==== Supplied data ====

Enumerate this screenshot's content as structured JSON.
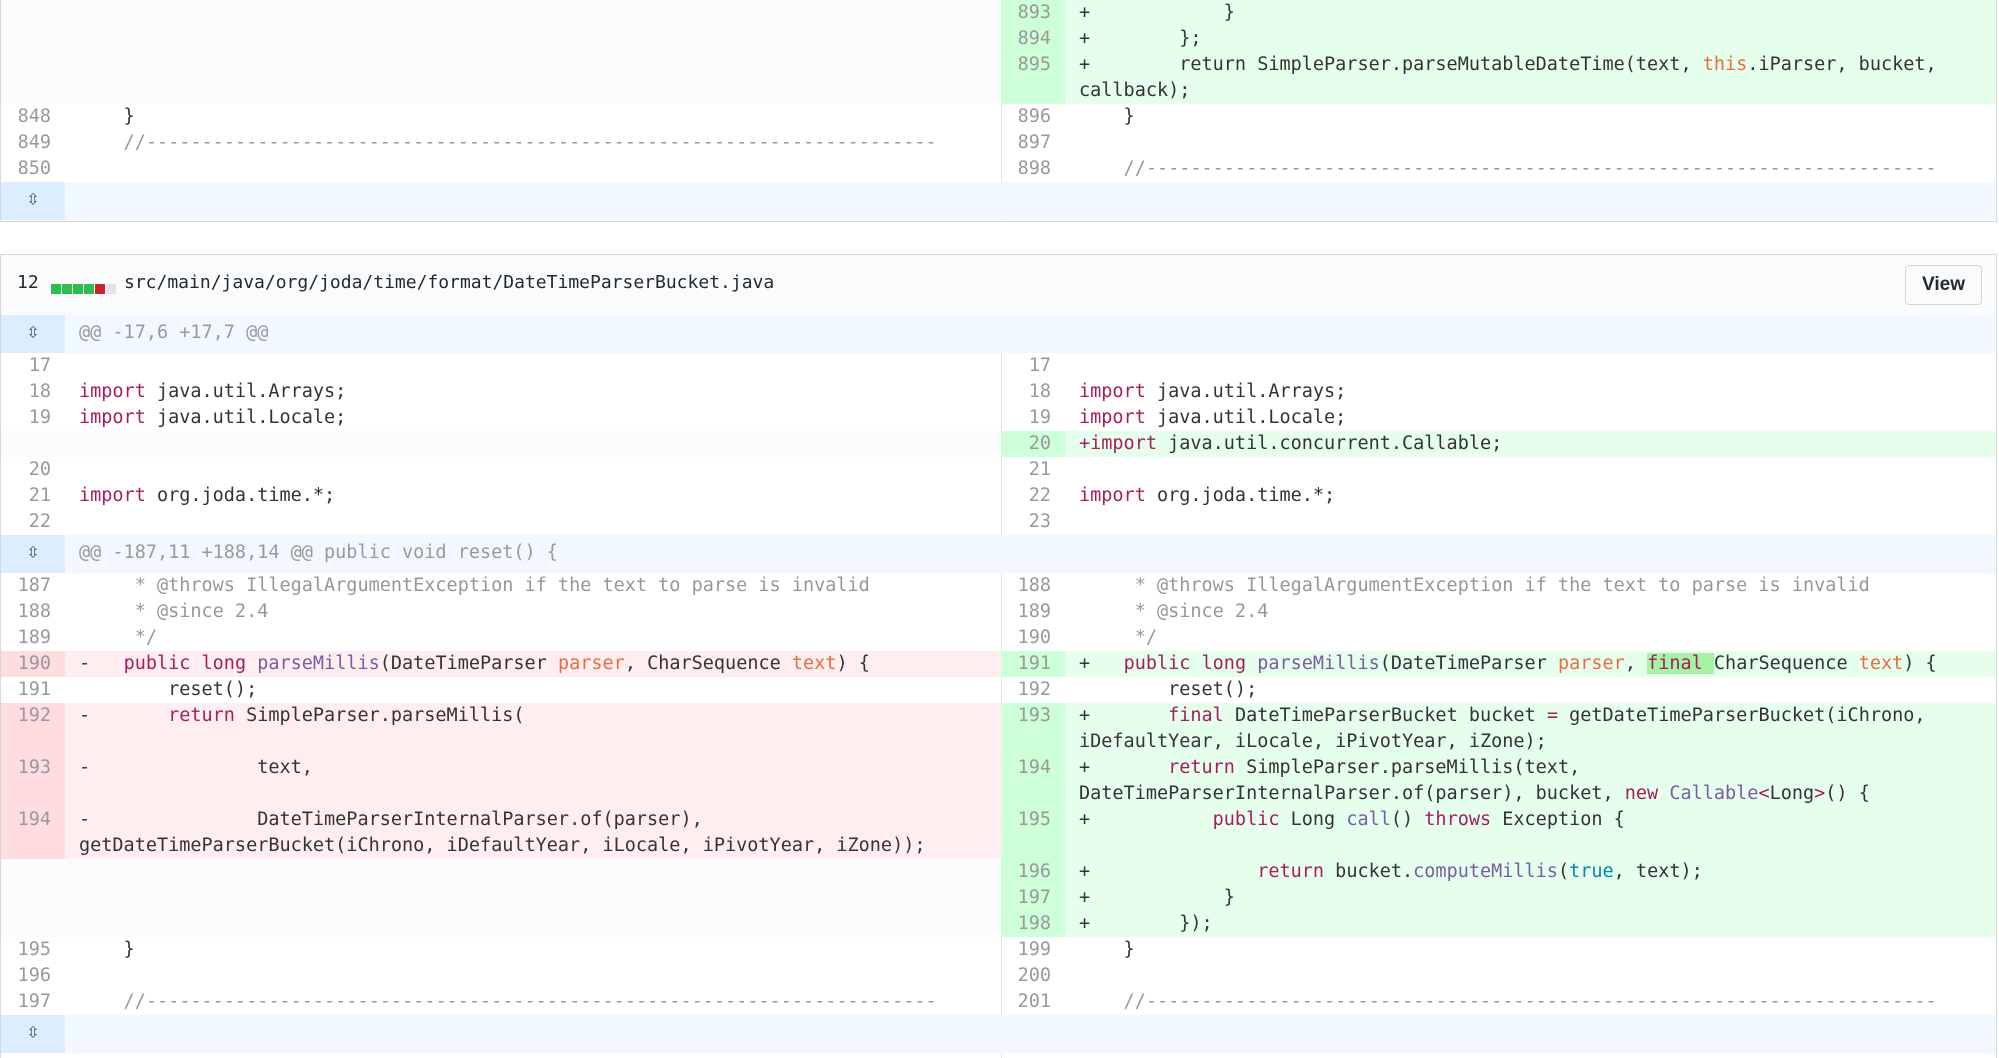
{
  "top_diff": {
    "right_only_rows": [
      {
        "num": "893",
        "code": "+            }"
      },
      {
        "num": "894",
        "code": "+        };"
      },
      {
        "num": "895",
        "code_pre": "+        return SimpleParser.parseMutableDateTime(text, ",
        "kw": "this",
        "code_post": ".iParser, bucket,",
        "cont": "callback);"
      }
    ],
    "context_rows": [
      {
        "l": "848",
        "r": "896",
        "code": "    }"
      },
      {
        "l": "849",
        "r": "897",
        "code": ""
      },
      {
        "l": "850",
        "r": "898",
        "code_l": "    //-----------------------------------------------------------------------",
        "code_r": "    //-----------------------------------------------------------------------"
      }
    ]
  },
  "file": {
    "changes_count": "12",
    "diffstat_colors": [
      "#2cbe4e",
      "#2cbe4e",
      "#2cbe4e",
      "#2cbe4e",
      "#cb2431",
      "#e1e4e8"
    ],
    "path": "src/main/java/org/joda/time/format/DateTimeParserBucket.java",
    "view_button": "View",
    "hunk1": "@@ -17,6 +17,7 @@",
    "hunk2": "@@ -187,11 +188,14 @@ public void reset() {",
    "h1_rows": [
      {
        "l": "17",
        "r": "17"
      },
      {
        "l": "18",
        "r": "18",
        "kw": "import",
        "rest": " java.util.Arrays;"
      },
      {
        "l": "19",
        "r": "19",
        "kw": "import",
        "rest": " java.util.Locale;"
      },
      {
        "r": "20",
        "added_kw": "+import",
        "added_rest": " java.util.concurrent.Callable;"
      },
      {
        "l": "20",
        "r": "21"
      },
      {
        "l": "21",
        "r": "22",
        "kw": "import",
        "rest": " org.joda.time.*;"
      },
      {
        "l": "22",
        "r": "23"
      }
    ],
    "h2_context": [
      {
        "l": "187",
        "r": "188",
        "code": "     * @throws IllegalArgumentException if the text to parse is invalid"
      },
      {
        "l": "188",
        "r": "189",
        "code": "     * @since 2.4"
      },
      {
        "l": "189",
        "r": "190",
        "code": "     */"
      }
    ],
    "deleted": {
      "l190": "190",
      "l192": "192",
      "l193": "193",
      "l194": "194",
      "t193": "-               text,",
      "t194a": "-               DateTimeParserInternalParser.of(parser),",
      "t194b": "getDateTimeParserBucket(iChrono, iDefaultYear, iLocale, iPivotYear, iZone));"
    },
    "added": {
      "r191": "191",
      "r193": "193",
      "r194": "194",
      "r195": "195",
      "r196": "196",
      "r197": "197",
      "r198": "198",
      "t193b": "iDefaultYear, iLocale, iPivotYear, iZone);",
      "t194b": "DateTimeParserInternalParser.of(parser), bucket, ",
      "t197": "+            }",
      "t198": "+        });"
    },
    "reset_row": {
      "l": "191",
      "r": "192",
      "code": "        reset();"
    },
    "tail_rows": [
      {
        "l": "195",
        "r": "199",
        "code": "    }"
      },
      {
        "l": "196",
        "r": "200",
        "code": ""
      },
      {
        "l": "197",
        "r": "201",
        "code": "    //-----------------------------------------------------------------------"
      }
    ]
  }
}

====

#### [Work to do]
Make an exact copy of the records shown above, without the pictures.

#### [Output for this task]
Enumerate this screenshot's content as structured JSON.
{
  "top_diff": {
    "right_only_rows": [
      {
        "num": "893",
        "code": "+            }"
      },
      {
        "num": "894",
        "code": "+        };"
      },
      {
        "num": "895",
        "code_pre": "+        return SimpleParser.parseMutableDateTime(text, ",
        "kw": "this",
        "code_post": ".iParser, bucket,",
        "cont": "callback);"
      }
    ],
    "context_rows": [
      {
        "l": "848",
        "r": "896",
        "code": "    }"
      },
      {
        "l": "849",
        "r": "897",
        "code": ""
      },
      {
        "l": "850",
        "r": "898",
        "code_l": "    //-----------------------------------------------------------------------",
        "code_r": "    //-----------------------------------------------------------------------"
      }
    ]
  },
  "file": {
    "changes_count": "12",
    "diffstat_colors": [
      "#2cbe4e",
      "#2cbe4e",
      "#2cbe4e",
      "#2cbe4e",
      "#cb2431",
      "#e1e4e8"
    ],
    "path": "src/main/java/org/joda/time/format/DateTimeParserBucket.java",
    "view_button": "View",
    "hunk1": "@@ -17,6 +17,7 @@",
    "hunk2": "@@ -187,11 +188,14 @@ public void reset() {",
    "h1_rows": [
      {
        "l": "17",
        "r": "17"
      },
      {
        "l": "18",
        "r": "18",
        "kw": "import",
        "rest": " java.util.Arrays;"
      },
      {
        "l": "19",
        "r": "19",
        "kw": "import",
        "rest": " java.util.Locale;"
      },
      {
        "r": "20",
        "added_kw": "+import",
        "added_rest": " java.util.concurrent.Callable;"
      },
      {
        "l": "20",
        "r": "21"
      },
      {
        "l": "21",
        "r": "22",
        "kw": "import",
        "rest": " org.joda.time.*;"
      },
      {
        "l": "22",
        "r": "23"
      }
    ],
    "h2_context": [
      {
        "l": "187",
        "r": "188",
        "code": "     * @throws IllegalArgumentException if the text to parse is invalid"
      },
      {
        "l": "188",
        "r": "189",
        "code": "     * @since 2.4"
      },
      {
        "l": "189",
        "r": "190",
        "code": "     */"
      }
    ],
    "deleted": {
      "l190": "190",
      "l192": "192",
      "l193": "193",
      "l194": "194",
      "t193": "-               text,",
      "t194a": "-               DateTimeParserInternalParser.of(parser),",
      "t194b": "getDateTimeParserBucket(iChrono, iDefaultYear, iLocale, iPivotYear, iZone));"
    },
    "added": {
      "r191": "191",
      "r193": "193",
      "r194": "194",
      "r195": "195",
      "r196": "196",
      "r197": "197",
      "r198": "198",
      "t193b": "iDefaultYear, iLocale, iPivotYear, iZone);",
      "t194b": "DateTimeParserInternalParser.of(parser), bucket, ",
      "t197": "+            }",
      "t198": "+        });"
    },
    "reset_row": {
      "l": "191",
      "r": "192",
      "code": "        reset();"
    },
    "tail_rows": [
      {
        "l": "195",
        "r": "199",
        "code": "    }"
      },
      {
        "l": "196",
        "r": "200",
        "code": ""
      },
      {
        "l": "197",
        "r": "201",
        "code": "    //-----------------------------------------------------------------------"
      }
    ]
  }
}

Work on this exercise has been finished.